- WORK INSTRUCTIONS -
1. Using the guide on locating your water supply pipe, explain in one to three sentences why, in cold climates, the pipe is buried deep and the shut-off valve and meter are often placed in the basement or crawl space.
2. According to the guide on locating your water supply pipe, where would you tap in for the sprinklers in the cold-winter example?
3. Summarize the guide on locating your water supply pipe in two sentences.

- SOURCE -
------------------------
A. Find your water supply pipe.

Hopefully you already know where the water service pipe comes onto your property, or at least where it enters your house.

Mild Winter Climates:  In milder climate areas there is typically a shut-off valve and or a water meter at the location where the pipe enters the property. From there the pipe generally goes to the house, then surfaces above ground where a house shut-off valve is located, then the pipe turns and runs into the side of the house. Often this location where the pipe enters the house is where the tap for the irrigation system will be made.

Water meter near curb.
Water meter near curb.

Note the “W” etched in the curb in front of the concrete water meter box in the photo above. Often there will be some type of mark on a curb at the location that the water supply pipe to the house runs under it.

Pressure regulator at house entry point.
Pressure regulator at house entry point.

The photo above is of a typical mild-climate water supply line where it enters the house.  This one has a rather unusual model of pressure regulator (the gizmo with the white adjustment knob on top) to reduce the water pressure.  Many houses do not have a pressure regulator.  A ball valve (with a blue handle, the handle is in the “off” position) is on the incoming water supply pipe. The pipe going into the wall is the house supply. The pipe exiting the photo at the lower left goes to a hose bib.

Cold Winter Climates:  In colder climates the water line often enters directly into the basement or crawl space under the house from underground.  This water pipe to the house is often buried very deep to keep it below the frost line. The shut-off valve, and possibly a water meter, are often located in the basement or crawl space to help protect them from freezing.

Water meter in basement.
A pressure regulator & water meter in a basement.

The photo above shows a typical water supply line in a cold-winter climate.  A copper water pipe enters through floor, goes up into a ball valve (yellow handle), then through a pressure regulator, then a remote-reading water meter. You would tap in for the sprinklers after the water meter. The mainline supply size would be measured on the copper pipe coming out of the floor. The water pressure in this case could be measured at any water faucet after the regulator (probably any faucet in the whole house would work). Photo credit and thanks to Ed Pletsch.

What type of pipe is it?

Once you find your supply pipe you need to know what type of pipe or tubing it is.  Keep in mind that there may be more than one type of pipe or tubing used at different locations!  Often copper is used under concrete slabs and then it converts to PEX for other locations.
------------------------
- RECORDS SHOWN -
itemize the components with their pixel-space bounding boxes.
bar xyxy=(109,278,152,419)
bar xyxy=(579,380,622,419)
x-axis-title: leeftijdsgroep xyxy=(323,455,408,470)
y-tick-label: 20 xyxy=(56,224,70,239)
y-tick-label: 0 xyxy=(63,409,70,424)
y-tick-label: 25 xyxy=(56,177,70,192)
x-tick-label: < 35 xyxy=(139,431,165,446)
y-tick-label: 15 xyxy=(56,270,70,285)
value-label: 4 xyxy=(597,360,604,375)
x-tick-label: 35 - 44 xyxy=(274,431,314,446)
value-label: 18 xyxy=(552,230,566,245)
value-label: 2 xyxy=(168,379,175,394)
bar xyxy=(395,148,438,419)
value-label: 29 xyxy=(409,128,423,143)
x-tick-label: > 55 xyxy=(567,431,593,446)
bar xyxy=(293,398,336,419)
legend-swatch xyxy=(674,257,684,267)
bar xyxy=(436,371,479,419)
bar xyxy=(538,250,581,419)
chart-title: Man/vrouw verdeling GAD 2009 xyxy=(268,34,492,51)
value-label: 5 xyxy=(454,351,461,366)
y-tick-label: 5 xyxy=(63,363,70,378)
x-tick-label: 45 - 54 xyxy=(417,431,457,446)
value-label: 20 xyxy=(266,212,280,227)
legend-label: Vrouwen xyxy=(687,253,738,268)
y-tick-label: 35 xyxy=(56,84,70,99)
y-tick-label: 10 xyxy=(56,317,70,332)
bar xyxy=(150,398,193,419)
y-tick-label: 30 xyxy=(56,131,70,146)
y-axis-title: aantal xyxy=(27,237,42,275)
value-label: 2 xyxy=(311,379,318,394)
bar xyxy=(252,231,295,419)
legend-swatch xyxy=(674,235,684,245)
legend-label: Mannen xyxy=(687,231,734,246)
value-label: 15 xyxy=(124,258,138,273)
------------------------
- RESPONSE LIST -
1. In cold climates, the water pipe to the house is often buried very deep to keep it below the frost line. The shut-off valve, and possibly a water meter, are often located in the basement or crawl space to help protect them from freezing.

2. After the water meter.

3. In mild climates, the supply pipe usually has a shut-off valve or meter where it enters the property, then surfaces near the house at a shut-off valve before entering the wall. In cold climates, it often comes up directly into the basement or crawl space from deep underground, with the valve and meter kept indoors to protect them from freezing, and once the pipe is found you need to identify its type, which may differ from one location to another.